### Exercise brief:
Compile every line that includes the word "fundamentowej".

## begin Source data

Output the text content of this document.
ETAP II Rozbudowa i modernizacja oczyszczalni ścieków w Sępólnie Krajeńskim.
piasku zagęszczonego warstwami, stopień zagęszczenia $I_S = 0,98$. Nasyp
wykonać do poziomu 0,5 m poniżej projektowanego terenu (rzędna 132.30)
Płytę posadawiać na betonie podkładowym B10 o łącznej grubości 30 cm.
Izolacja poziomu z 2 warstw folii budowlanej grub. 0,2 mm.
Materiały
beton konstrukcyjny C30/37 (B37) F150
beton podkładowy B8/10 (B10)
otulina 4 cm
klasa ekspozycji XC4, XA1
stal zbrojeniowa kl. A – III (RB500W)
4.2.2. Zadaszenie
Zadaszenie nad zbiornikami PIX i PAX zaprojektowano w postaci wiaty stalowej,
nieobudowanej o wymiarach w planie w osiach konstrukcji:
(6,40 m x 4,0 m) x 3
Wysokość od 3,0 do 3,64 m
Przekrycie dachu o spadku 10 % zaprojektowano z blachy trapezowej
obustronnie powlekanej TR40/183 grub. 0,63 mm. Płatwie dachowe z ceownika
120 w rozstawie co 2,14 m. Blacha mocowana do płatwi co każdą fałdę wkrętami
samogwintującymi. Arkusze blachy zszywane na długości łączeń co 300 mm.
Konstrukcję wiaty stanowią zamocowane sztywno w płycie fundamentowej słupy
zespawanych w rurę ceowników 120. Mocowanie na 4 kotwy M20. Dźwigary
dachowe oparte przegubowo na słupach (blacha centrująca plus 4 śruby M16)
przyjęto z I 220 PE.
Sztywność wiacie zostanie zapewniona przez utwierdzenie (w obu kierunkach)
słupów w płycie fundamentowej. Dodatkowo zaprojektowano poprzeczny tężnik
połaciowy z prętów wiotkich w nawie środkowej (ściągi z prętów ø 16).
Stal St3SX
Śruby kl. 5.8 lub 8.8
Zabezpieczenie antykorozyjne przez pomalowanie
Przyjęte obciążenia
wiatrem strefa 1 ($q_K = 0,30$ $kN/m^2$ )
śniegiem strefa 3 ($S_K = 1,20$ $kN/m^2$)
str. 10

## end Source data

### Solution below:
Konstrukcję wiaty stanowią zamocowane sztywno w płycie fundamentowej słupy
słupów w płycie fundamentowej. Dodatkowo zaprojektowano poprzeczny tężnik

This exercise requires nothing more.